─── Information given
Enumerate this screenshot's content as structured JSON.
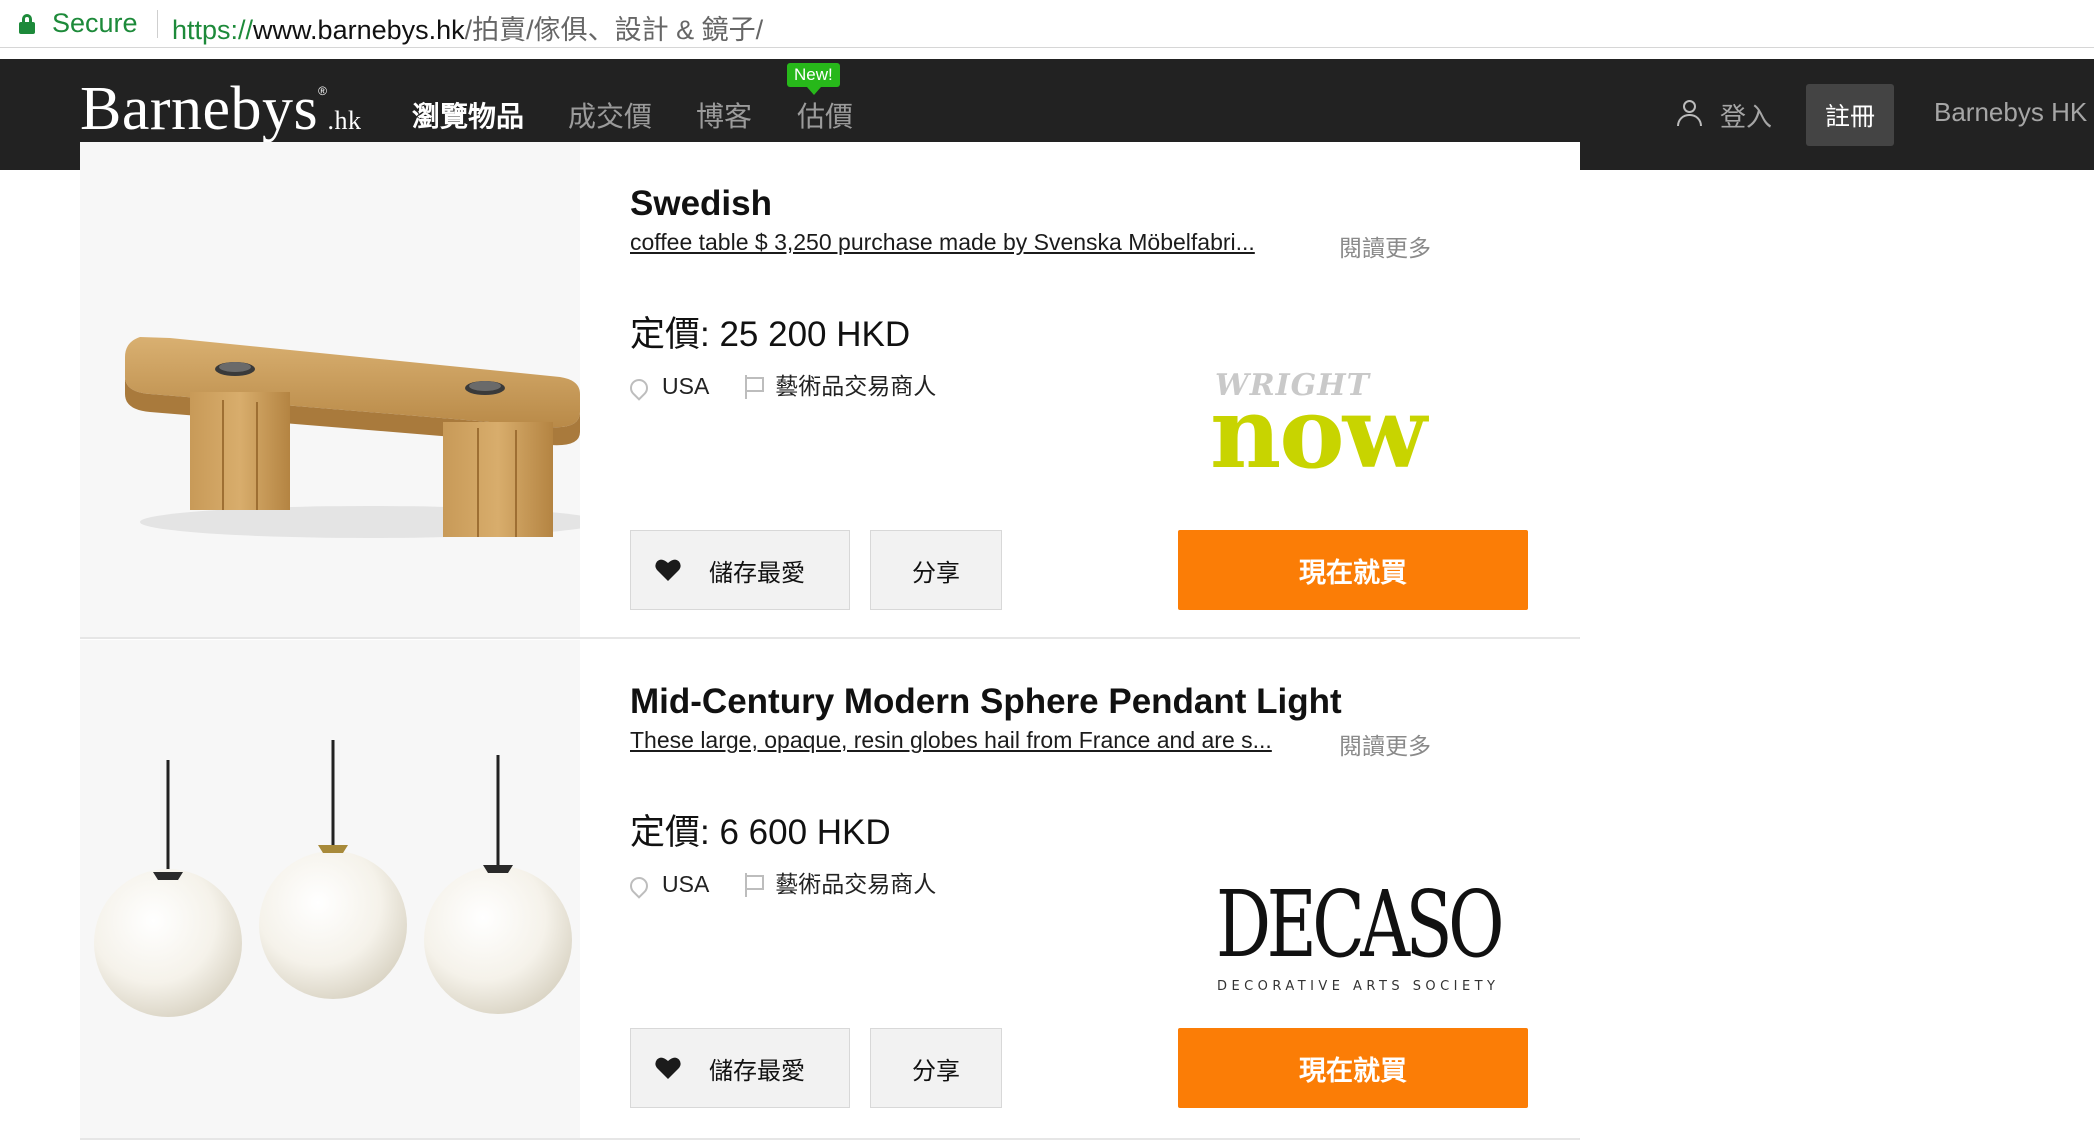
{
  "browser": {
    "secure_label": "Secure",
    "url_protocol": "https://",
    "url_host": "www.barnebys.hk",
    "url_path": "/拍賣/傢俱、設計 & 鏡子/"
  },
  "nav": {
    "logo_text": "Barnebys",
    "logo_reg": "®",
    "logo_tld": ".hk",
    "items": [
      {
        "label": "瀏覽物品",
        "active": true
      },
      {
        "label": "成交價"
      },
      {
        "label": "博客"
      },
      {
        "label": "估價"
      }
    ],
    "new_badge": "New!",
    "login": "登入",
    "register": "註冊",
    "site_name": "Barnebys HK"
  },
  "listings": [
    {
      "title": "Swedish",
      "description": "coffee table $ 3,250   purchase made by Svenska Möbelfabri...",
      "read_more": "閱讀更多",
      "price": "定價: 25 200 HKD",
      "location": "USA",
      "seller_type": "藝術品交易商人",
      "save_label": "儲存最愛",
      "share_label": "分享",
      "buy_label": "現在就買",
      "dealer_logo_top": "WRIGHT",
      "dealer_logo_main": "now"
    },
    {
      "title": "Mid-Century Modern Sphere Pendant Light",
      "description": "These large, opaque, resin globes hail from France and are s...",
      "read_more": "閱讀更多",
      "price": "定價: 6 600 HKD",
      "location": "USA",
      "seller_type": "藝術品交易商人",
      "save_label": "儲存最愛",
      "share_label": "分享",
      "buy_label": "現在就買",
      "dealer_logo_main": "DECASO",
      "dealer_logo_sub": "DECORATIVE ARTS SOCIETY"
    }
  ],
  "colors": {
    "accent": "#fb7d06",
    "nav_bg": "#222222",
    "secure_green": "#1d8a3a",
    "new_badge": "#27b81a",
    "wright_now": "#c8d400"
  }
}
──────
─── Information given
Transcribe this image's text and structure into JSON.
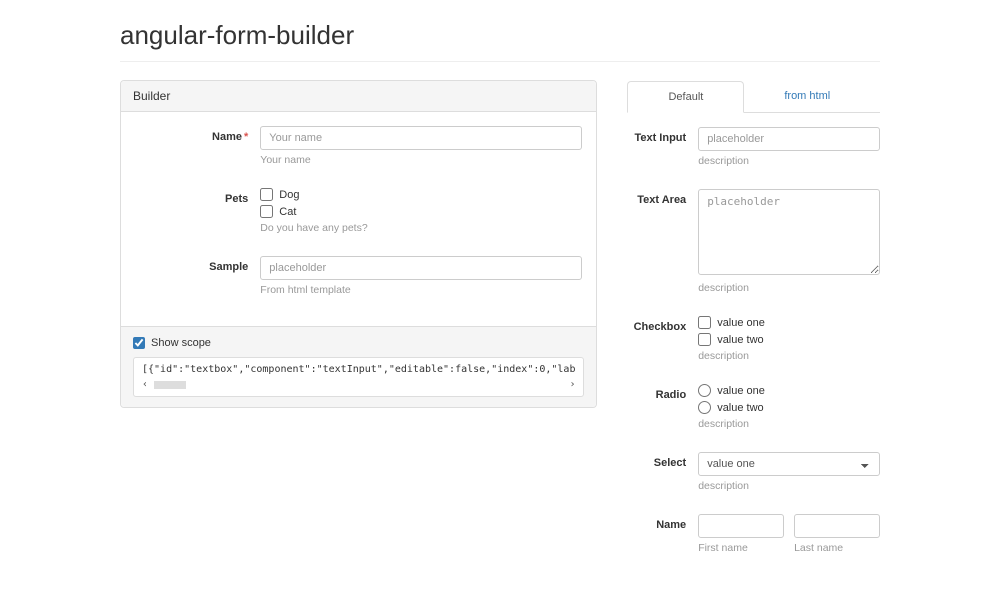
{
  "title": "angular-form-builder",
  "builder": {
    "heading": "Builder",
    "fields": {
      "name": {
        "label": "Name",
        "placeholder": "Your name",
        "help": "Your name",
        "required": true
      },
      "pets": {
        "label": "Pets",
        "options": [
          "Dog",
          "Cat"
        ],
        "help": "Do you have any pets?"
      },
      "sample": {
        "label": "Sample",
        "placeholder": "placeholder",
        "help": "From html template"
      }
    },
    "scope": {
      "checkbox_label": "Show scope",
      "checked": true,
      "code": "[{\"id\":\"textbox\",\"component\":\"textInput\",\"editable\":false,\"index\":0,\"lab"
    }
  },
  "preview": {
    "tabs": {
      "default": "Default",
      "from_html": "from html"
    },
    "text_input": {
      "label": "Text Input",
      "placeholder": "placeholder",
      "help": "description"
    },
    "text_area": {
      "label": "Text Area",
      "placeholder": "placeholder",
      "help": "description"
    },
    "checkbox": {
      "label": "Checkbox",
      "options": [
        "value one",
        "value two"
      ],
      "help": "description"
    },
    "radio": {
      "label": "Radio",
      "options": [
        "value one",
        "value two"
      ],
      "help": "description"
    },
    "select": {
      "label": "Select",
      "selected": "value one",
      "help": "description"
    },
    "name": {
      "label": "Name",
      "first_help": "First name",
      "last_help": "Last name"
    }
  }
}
──────
Copy every line that includes the string "Your" from the material above.

        "placeholder": "Your name",
        "help": "Your name",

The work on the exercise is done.